DIRECTIVE →
From the material below, list every line containing "verts".

(Dataset excerpts)
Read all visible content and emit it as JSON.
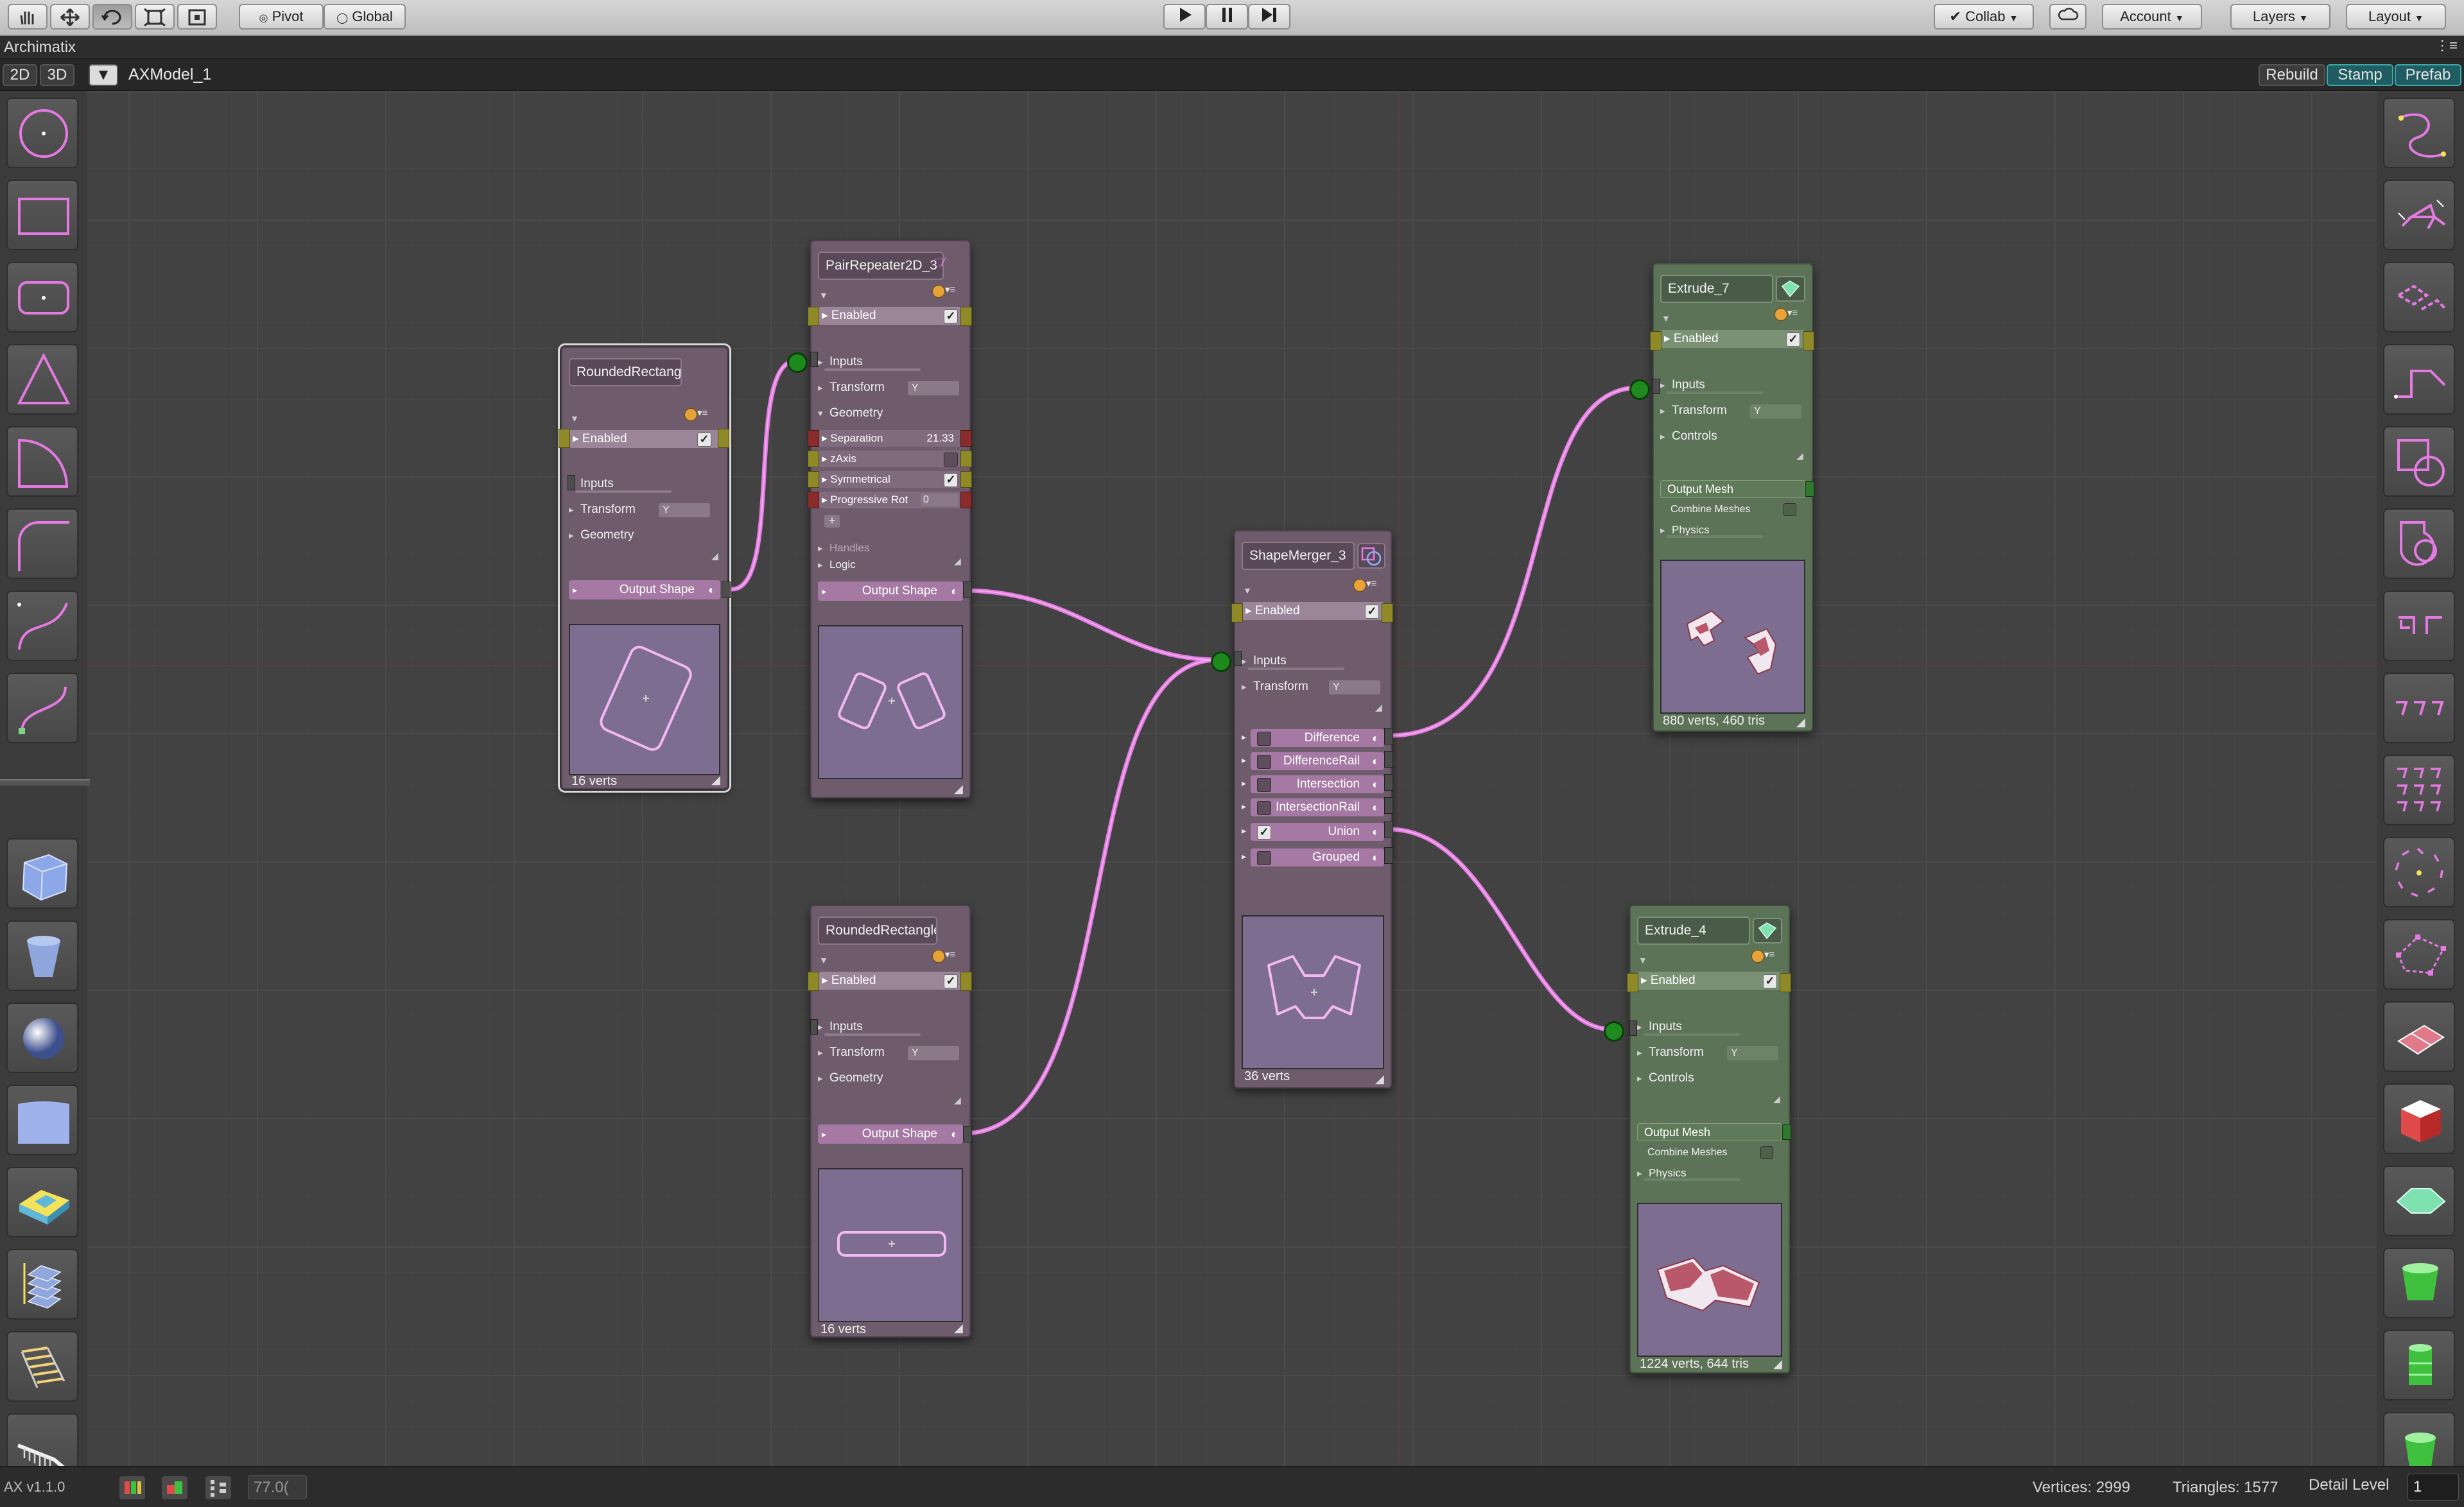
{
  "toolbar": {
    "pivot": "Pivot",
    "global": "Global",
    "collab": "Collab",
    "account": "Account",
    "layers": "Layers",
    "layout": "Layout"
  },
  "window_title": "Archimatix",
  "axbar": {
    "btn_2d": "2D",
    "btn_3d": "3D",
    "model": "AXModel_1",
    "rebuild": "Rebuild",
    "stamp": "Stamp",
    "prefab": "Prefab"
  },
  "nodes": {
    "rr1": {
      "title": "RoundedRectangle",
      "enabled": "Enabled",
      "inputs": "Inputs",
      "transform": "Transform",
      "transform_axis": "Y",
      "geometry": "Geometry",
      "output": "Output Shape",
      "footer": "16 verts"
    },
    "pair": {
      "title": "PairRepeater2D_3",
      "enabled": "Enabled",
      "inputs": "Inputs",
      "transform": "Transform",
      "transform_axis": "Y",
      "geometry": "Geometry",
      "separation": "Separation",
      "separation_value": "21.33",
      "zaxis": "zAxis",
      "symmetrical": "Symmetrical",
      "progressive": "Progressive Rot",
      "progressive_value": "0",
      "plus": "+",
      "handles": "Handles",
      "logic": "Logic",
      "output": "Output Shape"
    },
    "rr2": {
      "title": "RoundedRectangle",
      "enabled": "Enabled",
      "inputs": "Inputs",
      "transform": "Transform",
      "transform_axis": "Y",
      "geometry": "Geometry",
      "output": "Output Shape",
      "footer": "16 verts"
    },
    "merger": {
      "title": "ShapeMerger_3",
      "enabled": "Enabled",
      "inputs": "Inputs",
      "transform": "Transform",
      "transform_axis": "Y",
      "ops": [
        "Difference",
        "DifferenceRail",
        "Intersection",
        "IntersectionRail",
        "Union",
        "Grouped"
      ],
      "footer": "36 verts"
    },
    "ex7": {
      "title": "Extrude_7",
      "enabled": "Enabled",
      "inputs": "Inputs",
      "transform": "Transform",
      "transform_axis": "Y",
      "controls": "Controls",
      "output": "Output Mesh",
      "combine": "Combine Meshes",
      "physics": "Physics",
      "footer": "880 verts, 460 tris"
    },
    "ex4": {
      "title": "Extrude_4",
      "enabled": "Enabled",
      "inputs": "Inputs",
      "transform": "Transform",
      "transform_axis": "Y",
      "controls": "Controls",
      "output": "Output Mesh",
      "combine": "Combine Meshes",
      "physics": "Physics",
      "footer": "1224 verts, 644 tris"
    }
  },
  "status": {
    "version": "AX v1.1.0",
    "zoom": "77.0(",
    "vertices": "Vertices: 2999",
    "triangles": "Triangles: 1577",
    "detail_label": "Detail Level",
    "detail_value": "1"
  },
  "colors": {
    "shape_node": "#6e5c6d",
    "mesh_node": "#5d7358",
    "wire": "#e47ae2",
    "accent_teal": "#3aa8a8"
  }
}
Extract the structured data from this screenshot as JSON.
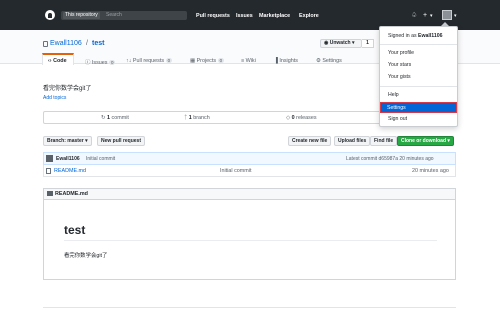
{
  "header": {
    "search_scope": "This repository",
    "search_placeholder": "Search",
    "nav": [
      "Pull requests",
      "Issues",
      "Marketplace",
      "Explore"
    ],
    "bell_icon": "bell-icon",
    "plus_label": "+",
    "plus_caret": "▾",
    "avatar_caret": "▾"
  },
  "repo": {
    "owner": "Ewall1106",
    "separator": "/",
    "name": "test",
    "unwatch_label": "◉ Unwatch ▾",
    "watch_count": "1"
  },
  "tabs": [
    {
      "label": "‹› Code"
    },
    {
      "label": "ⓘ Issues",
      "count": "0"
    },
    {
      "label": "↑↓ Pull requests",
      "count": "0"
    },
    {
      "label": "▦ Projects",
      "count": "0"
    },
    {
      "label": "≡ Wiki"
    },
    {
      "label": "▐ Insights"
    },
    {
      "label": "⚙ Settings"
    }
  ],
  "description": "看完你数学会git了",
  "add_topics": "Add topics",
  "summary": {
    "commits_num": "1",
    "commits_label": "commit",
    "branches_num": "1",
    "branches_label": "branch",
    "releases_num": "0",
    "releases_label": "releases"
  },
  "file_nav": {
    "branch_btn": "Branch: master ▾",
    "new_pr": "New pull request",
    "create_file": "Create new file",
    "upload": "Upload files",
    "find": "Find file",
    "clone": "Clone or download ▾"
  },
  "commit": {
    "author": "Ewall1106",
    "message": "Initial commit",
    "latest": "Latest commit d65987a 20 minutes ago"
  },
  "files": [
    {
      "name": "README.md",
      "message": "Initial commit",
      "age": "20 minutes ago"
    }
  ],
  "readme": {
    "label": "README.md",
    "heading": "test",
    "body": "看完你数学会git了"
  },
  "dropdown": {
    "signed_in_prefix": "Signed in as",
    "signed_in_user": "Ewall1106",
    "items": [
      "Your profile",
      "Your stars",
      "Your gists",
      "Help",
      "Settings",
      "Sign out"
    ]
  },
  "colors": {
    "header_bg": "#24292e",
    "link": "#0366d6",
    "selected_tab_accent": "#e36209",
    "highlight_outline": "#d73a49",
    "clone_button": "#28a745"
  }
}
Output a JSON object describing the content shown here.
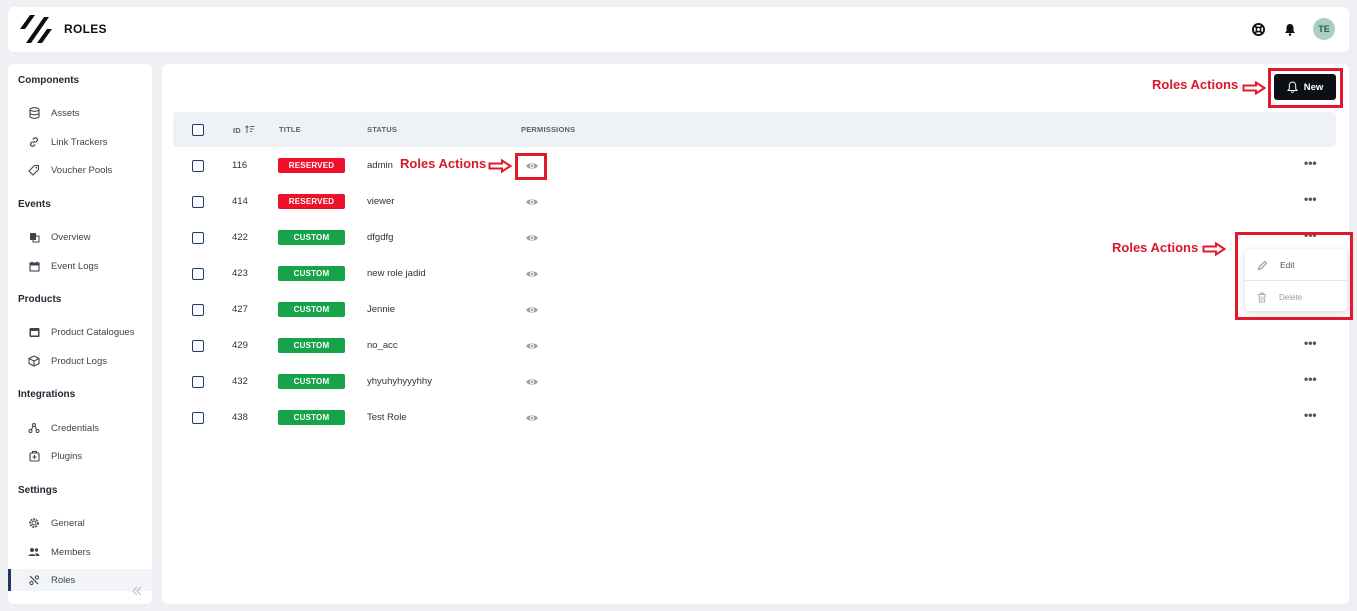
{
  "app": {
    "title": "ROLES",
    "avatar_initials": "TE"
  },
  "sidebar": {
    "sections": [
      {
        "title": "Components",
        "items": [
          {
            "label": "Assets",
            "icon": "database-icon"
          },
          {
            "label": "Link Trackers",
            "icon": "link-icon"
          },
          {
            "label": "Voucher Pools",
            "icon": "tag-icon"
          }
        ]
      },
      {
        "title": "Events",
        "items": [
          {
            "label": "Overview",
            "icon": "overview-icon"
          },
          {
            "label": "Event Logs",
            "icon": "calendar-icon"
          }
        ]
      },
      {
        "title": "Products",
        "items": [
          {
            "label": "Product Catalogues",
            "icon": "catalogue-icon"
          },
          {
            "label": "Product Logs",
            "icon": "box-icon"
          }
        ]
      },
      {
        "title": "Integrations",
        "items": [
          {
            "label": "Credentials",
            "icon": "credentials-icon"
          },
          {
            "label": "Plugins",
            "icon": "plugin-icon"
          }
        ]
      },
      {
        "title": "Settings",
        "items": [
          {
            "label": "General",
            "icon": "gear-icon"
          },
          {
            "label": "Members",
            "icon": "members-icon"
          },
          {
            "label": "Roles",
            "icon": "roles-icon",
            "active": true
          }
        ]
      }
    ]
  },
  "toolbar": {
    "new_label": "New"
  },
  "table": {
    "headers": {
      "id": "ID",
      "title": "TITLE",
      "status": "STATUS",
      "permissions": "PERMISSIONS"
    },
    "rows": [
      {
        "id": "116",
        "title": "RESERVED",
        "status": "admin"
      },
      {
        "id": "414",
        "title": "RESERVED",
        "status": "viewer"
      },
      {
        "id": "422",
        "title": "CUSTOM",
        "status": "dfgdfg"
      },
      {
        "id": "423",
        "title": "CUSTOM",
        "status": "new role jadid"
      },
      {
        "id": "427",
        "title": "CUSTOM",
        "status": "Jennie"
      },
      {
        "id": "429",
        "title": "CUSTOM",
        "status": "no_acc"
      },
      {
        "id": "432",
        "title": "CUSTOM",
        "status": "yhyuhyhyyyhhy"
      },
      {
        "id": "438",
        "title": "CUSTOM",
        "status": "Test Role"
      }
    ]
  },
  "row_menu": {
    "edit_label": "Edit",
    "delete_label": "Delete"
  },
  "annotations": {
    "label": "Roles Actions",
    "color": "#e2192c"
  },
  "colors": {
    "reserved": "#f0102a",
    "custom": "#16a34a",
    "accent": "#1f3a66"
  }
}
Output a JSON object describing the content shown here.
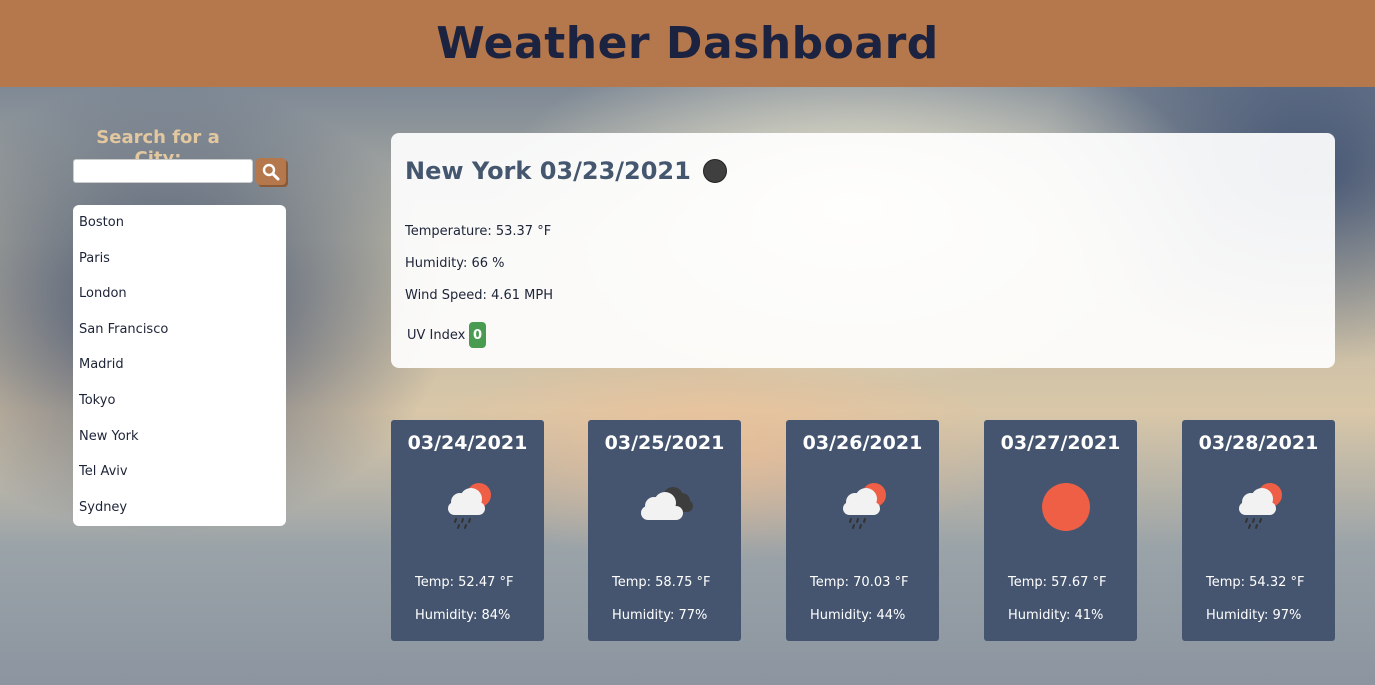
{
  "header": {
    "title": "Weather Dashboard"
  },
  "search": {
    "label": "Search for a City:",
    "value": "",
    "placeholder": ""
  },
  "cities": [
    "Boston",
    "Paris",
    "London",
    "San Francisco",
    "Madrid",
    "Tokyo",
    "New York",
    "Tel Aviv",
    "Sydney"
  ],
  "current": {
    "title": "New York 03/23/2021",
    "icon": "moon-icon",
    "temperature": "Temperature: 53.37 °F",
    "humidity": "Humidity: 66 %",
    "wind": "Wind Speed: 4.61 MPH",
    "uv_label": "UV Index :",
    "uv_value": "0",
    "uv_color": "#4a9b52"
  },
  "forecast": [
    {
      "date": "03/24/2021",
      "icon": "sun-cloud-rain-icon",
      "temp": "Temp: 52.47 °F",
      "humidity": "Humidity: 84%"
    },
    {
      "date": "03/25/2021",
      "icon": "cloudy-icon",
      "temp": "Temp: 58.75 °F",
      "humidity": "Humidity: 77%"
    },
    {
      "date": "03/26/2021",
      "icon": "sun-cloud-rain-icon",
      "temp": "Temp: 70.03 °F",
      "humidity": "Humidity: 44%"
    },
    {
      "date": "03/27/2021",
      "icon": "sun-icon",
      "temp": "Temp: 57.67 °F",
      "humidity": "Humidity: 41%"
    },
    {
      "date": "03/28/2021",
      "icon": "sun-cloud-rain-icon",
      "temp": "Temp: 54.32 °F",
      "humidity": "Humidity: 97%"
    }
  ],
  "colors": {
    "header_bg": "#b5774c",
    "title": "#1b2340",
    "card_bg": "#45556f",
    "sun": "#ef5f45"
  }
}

THE REPLY →
      "footer": "16 verts"
      "footer": "16 verts"
      "footer": "36 verts"
      "footer": "880 verts, 460 tris"
      "footer": "1224 verts, 644 tris"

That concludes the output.